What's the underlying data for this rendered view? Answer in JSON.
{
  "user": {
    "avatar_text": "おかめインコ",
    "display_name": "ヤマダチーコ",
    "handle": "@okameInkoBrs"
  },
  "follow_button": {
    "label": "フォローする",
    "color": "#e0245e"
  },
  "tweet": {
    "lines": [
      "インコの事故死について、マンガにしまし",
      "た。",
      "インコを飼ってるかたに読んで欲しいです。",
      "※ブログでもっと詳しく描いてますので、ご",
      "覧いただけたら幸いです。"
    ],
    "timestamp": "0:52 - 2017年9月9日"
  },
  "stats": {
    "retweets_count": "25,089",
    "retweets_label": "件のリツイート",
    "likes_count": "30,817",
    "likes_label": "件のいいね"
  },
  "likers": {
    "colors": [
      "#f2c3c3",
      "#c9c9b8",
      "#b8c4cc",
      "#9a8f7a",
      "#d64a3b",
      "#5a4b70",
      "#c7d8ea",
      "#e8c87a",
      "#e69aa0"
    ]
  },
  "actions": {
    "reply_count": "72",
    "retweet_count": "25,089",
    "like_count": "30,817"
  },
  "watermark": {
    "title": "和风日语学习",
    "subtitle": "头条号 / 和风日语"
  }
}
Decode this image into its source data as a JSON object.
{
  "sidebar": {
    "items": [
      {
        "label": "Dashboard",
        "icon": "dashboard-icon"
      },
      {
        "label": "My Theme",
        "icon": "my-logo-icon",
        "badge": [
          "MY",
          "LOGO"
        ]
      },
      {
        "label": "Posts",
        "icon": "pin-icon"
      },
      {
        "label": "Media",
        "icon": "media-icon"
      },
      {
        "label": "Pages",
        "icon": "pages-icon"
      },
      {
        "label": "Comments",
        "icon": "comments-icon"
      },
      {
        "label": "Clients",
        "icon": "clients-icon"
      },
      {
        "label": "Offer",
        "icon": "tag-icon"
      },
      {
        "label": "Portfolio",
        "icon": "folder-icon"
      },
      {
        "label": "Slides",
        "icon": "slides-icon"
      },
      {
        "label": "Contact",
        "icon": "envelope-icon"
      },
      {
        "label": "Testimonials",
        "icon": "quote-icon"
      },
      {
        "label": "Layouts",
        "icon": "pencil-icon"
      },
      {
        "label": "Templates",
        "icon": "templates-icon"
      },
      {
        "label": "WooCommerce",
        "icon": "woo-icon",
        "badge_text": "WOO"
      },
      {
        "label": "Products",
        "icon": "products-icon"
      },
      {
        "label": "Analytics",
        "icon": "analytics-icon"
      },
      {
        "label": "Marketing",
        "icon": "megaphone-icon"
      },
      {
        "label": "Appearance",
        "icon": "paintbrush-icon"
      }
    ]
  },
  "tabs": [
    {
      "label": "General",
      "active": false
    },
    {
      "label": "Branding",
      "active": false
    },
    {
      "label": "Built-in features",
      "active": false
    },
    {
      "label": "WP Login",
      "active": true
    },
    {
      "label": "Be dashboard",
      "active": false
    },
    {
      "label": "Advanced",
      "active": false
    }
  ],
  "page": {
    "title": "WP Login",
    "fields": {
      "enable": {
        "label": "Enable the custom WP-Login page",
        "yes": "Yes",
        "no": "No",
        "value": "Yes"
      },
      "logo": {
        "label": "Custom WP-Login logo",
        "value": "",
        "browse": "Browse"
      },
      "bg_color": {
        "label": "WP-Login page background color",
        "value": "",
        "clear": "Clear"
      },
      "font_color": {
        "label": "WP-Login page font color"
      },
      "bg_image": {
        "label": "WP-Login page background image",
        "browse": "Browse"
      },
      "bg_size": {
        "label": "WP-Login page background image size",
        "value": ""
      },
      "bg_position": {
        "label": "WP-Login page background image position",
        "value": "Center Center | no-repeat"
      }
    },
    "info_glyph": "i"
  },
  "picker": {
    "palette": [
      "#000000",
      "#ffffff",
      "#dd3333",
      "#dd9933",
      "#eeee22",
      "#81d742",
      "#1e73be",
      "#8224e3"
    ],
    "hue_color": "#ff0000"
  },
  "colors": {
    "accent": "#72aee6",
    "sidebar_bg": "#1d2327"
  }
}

*Task objective*
Transcribe the whole listing exactly.

*Exercise output*
What's the underlying data for this rendered view? Answer in JSON.
{
  "user": {
    "avatar_text": "おかめインコ",
    "display_name": "ヤマダチーコ",
    "handle": "@okameInkoBrs"
  },
  "follow_button": {
    "label": "フォローする",
    "color": "#e0245e"
  },
  "tweet": {
    "lines": [
      "インコの事故死について、マンガにしまし",
      "た。",
      "インコを飼ってるかたに読んで欲しいです。",
      "※ブログでもっと詳しく描いてますので、ご",
      "覧いただけたら幸いです。"
    ],
    "timestamp": "0:52 - 2017年9月9日"
  },
  "stats": {
    "retweets_count": "25,089",
    "retweets_label": "件のリツイート",
    "likes_count": "30,817",
    "likes_label": "件のいいね"
  },
  "likers": {
    "colors": [
      "#f2c3c3",
      "#c9c9b8",
      "#b8c4cc",
      "#9a8f7a",
      "#d64a3b",
      "#5a4b70",
      "#c7d8ea",
      "#e8c87a",
      "#e69aa0"
    ]
  },
  "actions": {
    "reply_count": "72",
    "retweet_count": "25,089",
    "like_count": "30,817"
  },
  "watermark": {
    "title": "和风日语学习",
    "subtitle": "头条号 / 和风日语"
  }
}
Decode this image into its source data as a JSON object.
{
  "sidebar": {
    "items": [
      {
        "label": "Dashboard",
        "icon": "dashboard-icon"
      },
      {
        "label": "My Theme",
        "icon": "my-logo-icon",
        "badge": [
          "MY",
          "LOGO"
        ]
      },
      {
        "label": "Posts",
        "icon": "pin-icon"
      },
      {
        "label": "Media",
        "icon": "media-icon"
      },
      {
        "label": "Pages",
        "icon": "pages-icon"
      },
      {
        "label": "Comments",
        "icon": "comments-icon"
      },
      {
        "label": "Clients",
        "icon": "clients-icon"
      },
      {
        "label": "Offer",
        "icon": "tag-icon"
      },
      {
        "label": "Portfolio",
        "icon": "folder-icon"
      },
      {
        "label": "Slides",
        "icon": "slides-icon"
      },
      {
        "label": "Contact",
        "icon": "envelope-icon"
      },
      {
        "label": "Testimonials",
        "icon": "quote-icon"
      },
      {
        "label": "Layouts",
        "icon": "pencil-icon"
      },
      {
        "label": "Templates",
        "icon": "templates-icon"
      },
      {
        "label": "WooCommerce",
        "icon": "woo-icon",
        "badge_text": "WOO"
      },
      {
        "label": "Products",
        "icon": "products-icon"
      },
      {
        "label": "Analytics",
        "icon": "analytics-icon"
      },
      {
        "label": "Marketing",
        "icon": "megaphone-icon"
      },
      {
        "label": "Appearance",
        "icon": "paintbrush-icon"
      }
    ]
  },
  "tabs": [
    {
      "label": "General",
      "active": false
    },
    {
      "label": "Branding",
      "active": false
    },
    {
      "label": "Built-in features",
      "active": false
    },
    {
      "label": "WP Login",
      "active": true
    },
    {
      "label": "Be dashboard",
      "active": false
    },
    {
      "label": "Advanced",
      "active": false
    }
  ],
  "page": {
    "title": "WP Login",
    "fields": {
      "enable": {
        "label": "Enable the custom WP-Login page",
        "yes": "Yes",
        "no": "No",
        "value": "Yes"
      },
      "logo": {
        "label": "Custom WP-Login logo",
        "value": "",
        "browse": "Browse"
      },
      "bg_color": {
        "label": "WP-Login page background color",
        "value": "",
        "clear": "Clear"
      },
      "font_color": {
        "label": "WP-Login page font color"
      },
      "bg_image": {
        "label": "WP-Login page background image",
        "browse": "Browse"
      },
      "bg_size": {
        "label": "WP-Login page background image size",
        "value": ""
      },
      "bg_position": {
        "label": "WP-Login page background image position",
        "value": "Center Center | no-repeat"
      }
    },
    "info_glyph": "i"
  },
  "picker": {
    "palette": [
      "#000000",
      "#ffffff",
      "#dd3333",
      "#dd9933",
      "#eeee22",
      "#81d742",
      "#1e73be",
      "#8224e3"
    ],
    "hue_color": "#ff0000"
  },
  "colors": {
    "accent": "#72aee6",
    "sidebar_bg": "#1d2327"
  }
}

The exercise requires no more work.